Text excerpt:
-- begin --
H.G. Craig & Co., Ltd. v. Uncas Paper Board Co.

Decision Date09 June 1926
Citation133 A. 673,104 Conn. 559
PartiesH. G. CRAIG & CO., LIMITED, ET AL. v. UNCAS PAPER BOARD CO.
CourtConnecticut Supreme Court

Appeal from Superior Court, New London County; Isaac Wolfe, Judge.

Suit by H. G. Craig & Co., Limited, and others against the Uncas Paper Board Company, wherein Frank W. Browning was appointed receiver. The Downingtown Manufacturing Company filed a reclamation petition, praying that the receiver be ordered to deliver to the petitioner certain personal property and machinery or to pay to the petitioner an unpaid balance due thereon. Judgment denying the petition, and petitioner appeals. No error.

Edmund W. Perkins, of Norwich, for appellant.

Arthur T. Keefe, of New London, for appellee.

HINMAN, J.

From the admitted allegations of the petition and answer constituting the facts upon which the matter was heard and determined by the trial court, it appears that the petitioner, a Pennsylvania corporation located in that state and the Uncas Paper Board Company (hereinafter referred to as the board company), as the contracting parties, executed and delivered three instruments, Exhibits A, B, and C, made part of the petition. These related, with the exception of one duplex cutter, to parts of a paper-making machine owned by the board company and located in its mill in Norwich, which parts, upon being furnished by the petitioner, were attached to and incorporated in the paper-making machine. Exhibit A, which is dated March 5, 1923, sets forth that the petitioner, called therein the lessor, " leases" to the board company, called the lessee, " addition to wet end and dryers No. 2 machine," also the cutter above mentioned, for the term of 370 days, at a " rental or hire" of $41,000, payable in 12 installments, $4,100 on signing of contract, $4,100 when machinery is delivered at mill, and set up ready to run, $3,280 thirty days after second payment, and a like sum on the corresponding date of each succeeding month " until the whole is paid for." Then follows covenants not inappropriate to a lease, including one to " promptly pay said rent without demand as each and every installment becomes due," and " at the termination of this lease to surrender and deliver the same to the lessor in good condition, ordinary wear and tear excepted." But then follows a further agreement:

" That, if lessee make default in the payment of any installment of rent, or in the performance of any of the above covenants, or become insolvent, or make an assignment for the benefit of creditors, or be adjudged a bankrupt, then and in such event the entire rental for the full term of this lease shall immediately become due and payable and the lessor may enter lessee's premises, without let or hindrance, and forthwith remove said machinery without process of law and retain all rent then paid, and recover all unpaid rent then accrued, with cost of such removal, including transportation, handling, and reasonable attorney's fee, together with damages for injury and depreciation."
-- end --
Provided records:
-- begin --
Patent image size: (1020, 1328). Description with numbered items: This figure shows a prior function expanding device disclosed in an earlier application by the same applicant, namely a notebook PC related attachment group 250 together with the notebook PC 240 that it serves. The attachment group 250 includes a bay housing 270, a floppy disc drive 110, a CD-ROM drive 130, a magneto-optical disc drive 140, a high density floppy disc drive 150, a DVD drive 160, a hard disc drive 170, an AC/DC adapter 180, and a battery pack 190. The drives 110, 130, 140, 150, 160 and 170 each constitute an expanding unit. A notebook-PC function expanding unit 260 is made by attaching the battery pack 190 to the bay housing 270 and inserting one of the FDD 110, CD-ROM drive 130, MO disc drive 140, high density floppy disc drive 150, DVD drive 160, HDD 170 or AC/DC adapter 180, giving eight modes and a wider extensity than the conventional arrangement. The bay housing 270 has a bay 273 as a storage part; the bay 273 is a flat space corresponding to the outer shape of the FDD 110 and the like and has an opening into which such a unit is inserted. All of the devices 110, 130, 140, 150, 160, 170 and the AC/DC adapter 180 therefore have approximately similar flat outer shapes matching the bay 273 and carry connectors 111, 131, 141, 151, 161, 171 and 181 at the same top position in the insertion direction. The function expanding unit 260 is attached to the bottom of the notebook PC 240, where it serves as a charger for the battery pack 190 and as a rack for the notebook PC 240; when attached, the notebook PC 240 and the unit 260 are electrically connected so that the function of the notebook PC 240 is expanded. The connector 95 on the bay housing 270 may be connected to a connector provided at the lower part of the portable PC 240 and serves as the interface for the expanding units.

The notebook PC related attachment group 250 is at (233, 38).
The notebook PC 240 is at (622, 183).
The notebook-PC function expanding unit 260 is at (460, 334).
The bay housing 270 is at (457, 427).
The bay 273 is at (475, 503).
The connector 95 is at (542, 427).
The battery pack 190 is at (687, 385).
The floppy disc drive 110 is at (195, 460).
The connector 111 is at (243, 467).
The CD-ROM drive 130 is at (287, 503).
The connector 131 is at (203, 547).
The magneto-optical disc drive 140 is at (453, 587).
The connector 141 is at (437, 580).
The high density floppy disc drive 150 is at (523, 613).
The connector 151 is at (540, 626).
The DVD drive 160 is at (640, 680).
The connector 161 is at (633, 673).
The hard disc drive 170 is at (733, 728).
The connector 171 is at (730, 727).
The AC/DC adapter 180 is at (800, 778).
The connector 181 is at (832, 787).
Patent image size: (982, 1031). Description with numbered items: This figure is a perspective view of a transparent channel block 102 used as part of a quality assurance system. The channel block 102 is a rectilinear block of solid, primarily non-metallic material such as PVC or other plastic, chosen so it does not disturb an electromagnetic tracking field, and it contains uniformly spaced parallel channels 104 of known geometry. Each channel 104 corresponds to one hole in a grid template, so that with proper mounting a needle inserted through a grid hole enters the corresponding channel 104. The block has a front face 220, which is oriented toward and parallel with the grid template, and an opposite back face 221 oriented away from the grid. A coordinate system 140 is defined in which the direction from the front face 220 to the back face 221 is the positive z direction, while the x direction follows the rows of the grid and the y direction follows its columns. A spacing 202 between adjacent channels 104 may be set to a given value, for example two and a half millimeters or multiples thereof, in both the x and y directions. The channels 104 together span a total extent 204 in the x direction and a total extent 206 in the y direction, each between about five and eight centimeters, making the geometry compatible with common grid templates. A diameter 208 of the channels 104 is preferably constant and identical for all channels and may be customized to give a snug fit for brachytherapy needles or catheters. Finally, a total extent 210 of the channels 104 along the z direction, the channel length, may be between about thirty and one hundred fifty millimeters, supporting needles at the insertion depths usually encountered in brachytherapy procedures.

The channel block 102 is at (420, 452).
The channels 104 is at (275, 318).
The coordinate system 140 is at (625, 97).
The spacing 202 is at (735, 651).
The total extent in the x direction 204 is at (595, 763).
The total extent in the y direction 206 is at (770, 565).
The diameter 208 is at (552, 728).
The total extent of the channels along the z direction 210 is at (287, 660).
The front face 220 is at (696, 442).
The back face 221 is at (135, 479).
-- end --
Written task 1: Reproduce the passage of the court opinion that begins at the words "CourtConnecticut Supreme Court" and stops after "Norwich, for appellant.".
Written task 2: In the court opinion, for how long did Exhibit A lease the machinery to the board company?

Problem solution 1:
CourtConnecticut Supreme Court

Appeal from Superior Court, New London County; Isaac Wolfe, Judge.

Suit by H. G. Craig & Co., Limited, and others against the Uncas Paper Board Company, wherein Frank W. Browning was appointed receiver. The Downingtown Manufacturing Company filed a reclamation petition, praying that the receiver be ordered to deliver to the petitioner certain personal property and machinery or to pay to the petitioner an unpaid balance due thereon. Judgment denying the petition, and petitioner appeals. No error.

Edmund W. Perkins, of Norwich, for appellant.

Problem solution 2: 370 days.